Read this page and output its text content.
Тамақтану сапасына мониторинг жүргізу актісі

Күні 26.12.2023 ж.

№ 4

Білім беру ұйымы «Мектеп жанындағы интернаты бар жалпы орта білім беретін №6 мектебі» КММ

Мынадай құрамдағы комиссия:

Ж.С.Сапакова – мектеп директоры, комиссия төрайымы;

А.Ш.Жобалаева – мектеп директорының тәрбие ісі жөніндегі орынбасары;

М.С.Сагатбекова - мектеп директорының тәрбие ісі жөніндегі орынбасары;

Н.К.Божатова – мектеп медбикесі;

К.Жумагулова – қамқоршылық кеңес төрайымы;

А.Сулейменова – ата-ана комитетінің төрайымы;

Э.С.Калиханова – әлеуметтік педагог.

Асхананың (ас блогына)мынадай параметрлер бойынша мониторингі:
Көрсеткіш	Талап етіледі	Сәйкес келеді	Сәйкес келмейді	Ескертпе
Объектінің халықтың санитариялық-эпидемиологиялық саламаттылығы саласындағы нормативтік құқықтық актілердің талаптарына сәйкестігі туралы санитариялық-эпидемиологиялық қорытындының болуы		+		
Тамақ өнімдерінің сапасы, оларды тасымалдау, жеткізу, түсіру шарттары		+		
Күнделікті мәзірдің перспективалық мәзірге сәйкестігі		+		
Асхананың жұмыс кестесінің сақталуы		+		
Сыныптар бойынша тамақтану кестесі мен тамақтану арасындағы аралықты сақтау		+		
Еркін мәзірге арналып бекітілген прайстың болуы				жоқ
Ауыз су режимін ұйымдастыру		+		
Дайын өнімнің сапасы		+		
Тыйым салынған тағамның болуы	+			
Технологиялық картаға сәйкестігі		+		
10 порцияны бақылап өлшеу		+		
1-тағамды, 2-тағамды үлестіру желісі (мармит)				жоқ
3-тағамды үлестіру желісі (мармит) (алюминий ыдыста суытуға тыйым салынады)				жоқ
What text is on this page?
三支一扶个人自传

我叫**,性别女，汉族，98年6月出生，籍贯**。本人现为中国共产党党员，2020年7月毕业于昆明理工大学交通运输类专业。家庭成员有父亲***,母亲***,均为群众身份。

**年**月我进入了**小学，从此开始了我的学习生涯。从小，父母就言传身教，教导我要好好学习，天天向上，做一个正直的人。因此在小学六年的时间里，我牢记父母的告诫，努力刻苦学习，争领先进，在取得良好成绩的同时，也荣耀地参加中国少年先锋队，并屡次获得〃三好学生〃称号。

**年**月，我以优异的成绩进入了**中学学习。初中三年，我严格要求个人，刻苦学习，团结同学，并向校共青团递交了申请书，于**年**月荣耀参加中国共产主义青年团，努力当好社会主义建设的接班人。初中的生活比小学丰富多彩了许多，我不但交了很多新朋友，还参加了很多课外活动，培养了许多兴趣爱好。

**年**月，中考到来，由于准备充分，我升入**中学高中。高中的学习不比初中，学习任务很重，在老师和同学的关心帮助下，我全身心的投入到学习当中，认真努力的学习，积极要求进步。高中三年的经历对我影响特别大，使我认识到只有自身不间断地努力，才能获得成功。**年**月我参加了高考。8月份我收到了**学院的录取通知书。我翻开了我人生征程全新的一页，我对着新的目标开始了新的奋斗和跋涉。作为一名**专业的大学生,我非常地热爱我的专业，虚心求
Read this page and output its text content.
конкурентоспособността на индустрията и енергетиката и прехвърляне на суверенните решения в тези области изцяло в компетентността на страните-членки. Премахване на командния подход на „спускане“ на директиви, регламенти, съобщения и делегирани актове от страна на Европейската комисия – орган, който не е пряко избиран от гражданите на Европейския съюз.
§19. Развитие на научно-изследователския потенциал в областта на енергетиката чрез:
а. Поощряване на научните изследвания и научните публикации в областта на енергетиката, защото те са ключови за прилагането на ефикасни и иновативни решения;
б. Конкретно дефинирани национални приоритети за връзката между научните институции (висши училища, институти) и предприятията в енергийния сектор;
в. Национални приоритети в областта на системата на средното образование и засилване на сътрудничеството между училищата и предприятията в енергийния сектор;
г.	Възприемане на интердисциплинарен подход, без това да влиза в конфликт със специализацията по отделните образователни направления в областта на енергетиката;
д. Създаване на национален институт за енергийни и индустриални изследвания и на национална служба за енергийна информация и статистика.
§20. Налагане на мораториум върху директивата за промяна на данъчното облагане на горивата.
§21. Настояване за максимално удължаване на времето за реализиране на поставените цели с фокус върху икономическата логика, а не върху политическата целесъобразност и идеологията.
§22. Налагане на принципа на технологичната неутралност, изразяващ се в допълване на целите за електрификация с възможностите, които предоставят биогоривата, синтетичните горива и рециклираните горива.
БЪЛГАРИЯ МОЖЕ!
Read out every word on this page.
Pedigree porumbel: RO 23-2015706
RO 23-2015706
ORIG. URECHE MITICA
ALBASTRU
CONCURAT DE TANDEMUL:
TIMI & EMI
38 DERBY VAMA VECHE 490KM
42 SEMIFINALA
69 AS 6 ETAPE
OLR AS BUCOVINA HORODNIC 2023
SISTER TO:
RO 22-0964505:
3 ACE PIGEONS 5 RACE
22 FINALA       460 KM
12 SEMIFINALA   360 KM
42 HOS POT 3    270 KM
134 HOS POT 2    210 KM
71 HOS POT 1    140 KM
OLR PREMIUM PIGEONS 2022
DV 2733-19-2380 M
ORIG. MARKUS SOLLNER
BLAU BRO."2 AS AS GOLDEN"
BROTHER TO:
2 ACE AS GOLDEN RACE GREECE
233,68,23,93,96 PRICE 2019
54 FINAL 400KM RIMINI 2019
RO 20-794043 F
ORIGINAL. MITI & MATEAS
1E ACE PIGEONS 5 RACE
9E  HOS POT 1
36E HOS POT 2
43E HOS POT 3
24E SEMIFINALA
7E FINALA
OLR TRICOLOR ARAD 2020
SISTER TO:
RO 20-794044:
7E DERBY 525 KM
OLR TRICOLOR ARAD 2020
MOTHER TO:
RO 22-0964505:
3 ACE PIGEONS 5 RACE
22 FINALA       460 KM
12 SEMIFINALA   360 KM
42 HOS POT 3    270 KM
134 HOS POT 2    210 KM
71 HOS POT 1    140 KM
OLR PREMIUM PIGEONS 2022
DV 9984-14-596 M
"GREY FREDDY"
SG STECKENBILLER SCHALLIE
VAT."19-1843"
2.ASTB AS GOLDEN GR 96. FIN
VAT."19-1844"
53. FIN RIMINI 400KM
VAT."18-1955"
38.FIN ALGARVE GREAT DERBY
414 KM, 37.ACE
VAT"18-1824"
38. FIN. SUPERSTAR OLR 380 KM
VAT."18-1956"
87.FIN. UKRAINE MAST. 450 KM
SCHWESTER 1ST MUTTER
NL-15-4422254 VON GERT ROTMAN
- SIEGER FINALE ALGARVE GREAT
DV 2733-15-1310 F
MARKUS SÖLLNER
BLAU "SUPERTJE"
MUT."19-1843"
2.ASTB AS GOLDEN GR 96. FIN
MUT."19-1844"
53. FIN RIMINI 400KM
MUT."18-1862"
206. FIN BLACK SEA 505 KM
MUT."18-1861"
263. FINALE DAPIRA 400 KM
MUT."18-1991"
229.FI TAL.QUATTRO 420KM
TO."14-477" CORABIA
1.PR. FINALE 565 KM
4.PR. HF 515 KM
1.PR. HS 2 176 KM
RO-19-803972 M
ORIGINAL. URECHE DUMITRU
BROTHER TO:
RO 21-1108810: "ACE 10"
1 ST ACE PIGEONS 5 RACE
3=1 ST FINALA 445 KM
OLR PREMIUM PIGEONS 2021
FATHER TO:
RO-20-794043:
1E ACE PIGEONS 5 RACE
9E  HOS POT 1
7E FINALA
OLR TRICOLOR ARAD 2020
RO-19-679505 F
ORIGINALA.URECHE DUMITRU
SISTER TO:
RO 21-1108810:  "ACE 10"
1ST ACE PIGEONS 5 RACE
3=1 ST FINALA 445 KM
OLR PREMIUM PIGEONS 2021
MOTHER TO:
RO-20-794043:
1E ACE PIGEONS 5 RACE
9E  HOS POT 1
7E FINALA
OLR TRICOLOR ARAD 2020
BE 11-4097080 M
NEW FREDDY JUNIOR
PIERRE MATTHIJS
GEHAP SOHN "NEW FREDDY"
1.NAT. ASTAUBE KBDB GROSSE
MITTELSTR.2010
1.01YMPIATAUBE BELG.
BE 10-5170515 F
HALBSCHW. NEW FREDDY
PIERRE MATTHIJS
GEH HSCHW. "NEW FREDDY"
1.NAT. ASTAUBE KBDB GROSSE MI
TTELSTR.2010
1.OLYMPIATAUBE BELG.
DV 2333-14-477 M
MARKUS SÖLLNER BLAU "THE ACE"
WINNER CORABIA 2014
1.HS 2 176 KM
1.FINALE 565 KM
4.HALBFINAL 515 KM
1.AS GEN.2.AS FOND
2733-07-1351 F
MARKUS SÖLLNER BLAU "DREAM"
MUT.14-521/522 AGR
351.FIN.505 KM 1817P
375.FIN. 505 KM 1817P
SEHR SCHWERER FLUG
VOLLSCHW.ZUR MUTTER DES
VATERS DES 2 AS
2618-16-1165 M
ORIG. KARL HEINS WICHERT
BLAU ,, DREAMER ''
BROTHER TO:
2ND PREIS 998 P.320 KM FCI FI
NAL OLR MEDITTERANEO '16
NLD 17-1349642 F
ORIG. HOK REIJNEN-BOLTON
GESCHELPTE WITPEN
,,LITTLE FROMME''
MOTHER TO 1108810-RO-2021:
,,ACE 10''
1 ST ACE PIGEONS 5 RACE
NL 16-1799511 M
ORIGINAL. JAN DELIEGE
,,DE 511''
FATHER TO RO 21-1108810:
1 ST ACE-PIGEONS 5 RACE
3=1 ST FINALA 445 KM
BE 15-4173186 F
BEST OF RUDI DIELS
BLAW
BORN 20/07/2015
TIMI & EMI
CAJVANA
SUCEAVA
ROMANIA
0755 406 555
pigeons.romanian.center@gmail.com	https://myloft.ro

════

REQUIRED WORK:
Pick out and copy the lines of the material that include the word "мармит".

TASK OUTPUT:
1-тағамды, 2-тағамды үлестіру желісі (мармит)				жоқ
3-тағамды үлестіру желісі (мармит) (алюминий ыдыста суытуға тыйым салынады)				жоқ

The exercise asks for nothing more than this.